— Start —

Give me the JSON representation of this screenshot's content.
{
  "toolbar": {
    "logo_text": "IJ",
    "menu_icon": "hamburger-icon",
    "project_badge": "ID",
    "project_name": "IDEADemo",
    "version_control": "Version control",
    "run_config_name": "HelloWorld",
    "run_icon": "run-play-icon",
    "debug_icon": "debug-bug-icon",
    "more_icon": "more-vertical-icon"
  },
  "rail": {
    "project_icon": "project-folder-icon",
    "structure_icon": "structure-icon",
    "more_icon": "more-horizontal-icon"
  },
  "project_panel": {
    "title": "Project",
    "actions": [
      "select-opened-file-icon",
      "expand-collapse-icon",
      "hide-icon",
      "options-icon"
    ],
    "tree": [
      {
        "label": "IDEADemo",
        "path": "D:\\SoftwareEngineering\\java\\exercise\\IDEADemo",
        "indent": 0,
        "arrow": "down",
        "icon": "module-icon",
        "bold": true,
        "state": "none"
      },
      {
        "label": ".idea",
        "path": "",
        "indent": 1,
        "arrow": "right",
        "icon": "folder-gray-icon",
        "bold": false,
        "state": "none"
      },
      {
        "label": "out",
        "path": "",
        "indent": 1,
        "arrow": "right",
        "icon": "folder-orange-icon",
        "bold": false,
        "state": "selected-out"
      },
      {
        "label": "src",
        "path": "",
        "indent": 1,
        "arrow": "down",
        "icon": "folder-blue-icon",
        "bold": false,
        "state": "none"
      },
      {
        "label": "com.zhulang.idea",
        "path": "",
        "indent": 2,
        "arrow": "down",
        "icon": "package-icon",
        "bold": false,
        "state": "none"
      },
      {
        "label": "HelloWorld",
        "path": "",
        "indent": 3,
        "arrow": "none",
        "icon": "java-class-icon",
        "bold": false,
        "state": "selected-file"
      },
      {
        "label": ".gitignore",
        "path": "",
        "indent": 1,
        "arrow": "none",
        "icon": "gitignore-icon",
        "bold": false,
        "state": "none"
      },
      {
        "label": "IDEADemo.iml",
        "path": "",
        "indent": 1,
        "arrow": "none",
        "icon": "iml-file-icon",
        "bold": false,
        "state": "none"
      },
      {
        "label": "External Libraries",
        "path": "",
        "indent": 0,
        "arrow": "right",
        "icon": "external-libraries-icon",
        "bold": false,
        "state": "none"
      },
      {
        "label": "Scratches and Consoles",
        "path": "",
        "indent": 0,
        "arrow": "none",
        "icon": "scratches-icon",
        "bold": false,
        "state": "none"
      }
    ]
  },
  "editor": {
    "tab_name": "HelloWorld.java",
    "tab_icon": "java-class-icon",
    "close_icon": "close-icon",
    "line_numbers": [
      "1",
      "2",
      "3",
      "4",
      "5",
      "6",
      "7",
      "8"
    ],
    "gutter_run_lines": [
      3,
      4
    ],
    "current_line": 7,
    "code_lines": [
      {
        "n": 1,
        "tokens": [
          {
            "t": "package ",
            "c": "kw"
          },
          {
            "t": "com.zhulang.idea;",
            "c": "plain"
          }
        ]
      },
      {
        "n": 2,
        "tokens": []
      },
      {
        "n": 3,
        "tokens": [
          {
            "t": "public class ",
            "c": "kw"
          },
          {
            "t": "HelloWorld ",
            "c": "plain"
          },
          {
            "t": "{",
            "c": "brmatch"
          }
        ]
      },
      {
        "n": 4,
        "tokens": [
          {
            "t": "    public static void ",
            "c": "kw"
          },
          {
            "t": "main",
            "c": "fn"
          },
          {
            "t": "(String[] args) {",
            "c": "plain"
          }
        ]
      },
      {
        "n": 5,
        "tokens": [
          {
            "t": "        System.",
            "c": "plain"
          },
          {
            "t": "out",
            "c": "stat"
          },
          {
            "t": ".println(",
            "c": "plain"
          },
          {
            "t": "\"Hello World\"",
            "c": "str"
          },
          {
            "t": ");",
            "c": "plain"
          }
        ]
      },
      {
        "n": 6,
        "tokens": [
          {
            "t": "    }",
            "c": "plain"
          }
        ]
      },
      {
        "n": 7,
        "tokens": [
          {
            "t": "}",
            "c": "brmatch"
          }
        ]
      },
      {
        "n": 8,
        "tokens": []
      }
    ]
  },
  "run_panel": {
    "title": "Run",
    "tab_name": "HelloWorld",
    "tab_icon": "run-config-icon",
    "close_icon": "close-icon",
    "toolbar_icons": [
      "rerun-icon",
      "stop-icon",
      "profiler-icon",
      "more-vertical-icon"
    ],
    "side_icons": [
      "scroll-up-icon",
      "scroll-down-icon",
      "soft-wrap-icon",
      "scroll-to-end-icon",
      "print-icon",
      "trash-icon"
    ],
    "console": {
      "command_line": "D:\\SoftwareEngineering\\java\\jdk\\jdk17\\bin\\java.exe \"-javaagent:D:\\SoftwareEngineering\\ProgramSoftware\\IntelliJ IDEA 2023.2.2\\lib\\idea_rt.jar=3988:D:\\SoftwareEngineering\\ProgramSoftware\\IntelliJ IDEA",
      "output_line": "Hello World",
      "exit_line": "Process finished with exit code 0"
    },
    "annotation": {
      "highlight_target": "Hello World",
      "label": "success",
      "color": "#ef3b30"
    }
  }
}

— End —

Find every line above that contains the word "java", and return each one.

Completed exercise:
        "path": "D:\\SoftwareEngineering\\java\\exercise\\IDEADemo",
        "icon": "java-class-icon",
    "tab_name": "HelloWorld.java",
    "tab_icon": "java-class-icon",
      "command_line": "D:\\SoftwareEngineering\\java\\jdk\\jdk17\\bin\\java.exe \"-javaagent:D:\\SoftwareEngineering\\ProgramSoftware\\IntelliJ IDEA 2023.2.2\\lib\\idea_rt.jar=3988:D:\\SoftwareEngineering\\ProgramSoftware\\IntelliJ IDEA",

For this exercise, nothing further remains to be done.